begin Page excerpt

Xilinx / inference-server

https://xilinx.github.io/inference-server/
Apache License 2.0
43 stars 13 forks source link

Add C++ worker #172

Closed varunsh-xilinx closed 1 year ago

varunsh-xilinx commented 1 year ago

Summary of Changes

Motivation

Similar to the other workers that accept a "model" and execute it, I've added a C++ worker that can execute a C++ shared library. Instead of needing to write custom workers for every new C++-based operation, a simpler "model" can be described that should accept a batch, perform some computations, and produce a new batch. Thus, the C++ worker is the first baby step towards model ensembles: all workers will need to do this.

Implementation

Historically, ParameterMap was passed around as a mix of shared pointers, raw pointers, references and by value at different points. Now, it's more uniformly passed around with a const reference or by value where the underlying function modifies it. All calls accept the object itself rather than an address or pointer.

The C++ worker uses dynamic loading to load a shared library that defines a C++ model. The C++ model API is defined as follows (for now):

  1. getInputs(): get a vector of Tensors describing the inputs
  2. getOutputs(): get a vector of Tensors describing the outputs
  3. run(): accepts two batch pointers (one input, one output)

end Page excerpt
begin Supplied material

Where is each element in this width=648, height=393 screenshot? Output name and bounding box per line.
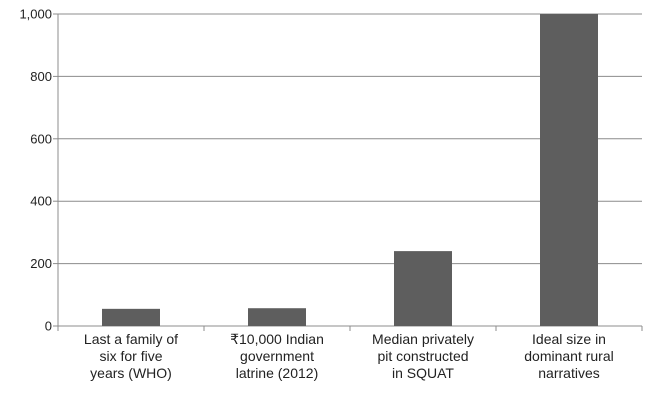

end Supplied material

» Required work:
(A) According to the C++ worker pull request, what mechanism does the C++ worker use to load a shared library that defines a C++ model?
(B) Check each statement against the C++ worker pull request and say whether it agrees. Quote the deciding words for each one.
(i) In the C++ model API, run() accepts two batch pointers.
(ii) ParameterMap is now passed around mainly as raw pointers.
(iii) getOutputs() returns a vector of Tensors describing the inputs.
(C) Carry on the C++ worker pull request description from its last line.

» Solved tasks:
(A) Dynamic loading.

(B)
(i) Yes: "run(): accepts two batch pointers (one input, one output)"
(ii) No: "Now, it's more uniformly passed around with a const reference or by value where the underlying function modifies it."
(iii) No: "getOutputs(): get a vector of Tensors describing the outputs"

(C)
The model is not given access to the memory pool and so the C++ worker is responsible for creating a new batch, allocating buffers based on the model's inputs and outputs, and passing this batch to the model. Of course, this only works if the input and output shapes are known. I've added two models so far, echo and echo_multi, based on their workers of the same name. In theory, those workers can be entirely replaced by these two models but I haven't done it yet because the echo worker is used in many of the tests. But the two models with different input/output shapes adds confidence that the worker can run arbitrary C++ models.

The other change has been to refactor the inference request objects and tensors into new files and create an inheritance hierarchy based on Tensor -> InferenceTensor -> (InferenceRequestInput, InferenceResponseOutput). This lets us use the objects in related contexts and reduces logic duplication.

Notes

Currently, "models" with non-deterministic input and output tensor shapes are not supported. One way to support variable input/output shapes would be to let the model return empty input/output shapes and use a different override of the run method that accepts a single batch pointer and returns a new unique_ptr to a batch. The model would have to allocate new memory separate from the memory pool.

gbuildx commented 1 year ago

Build successful!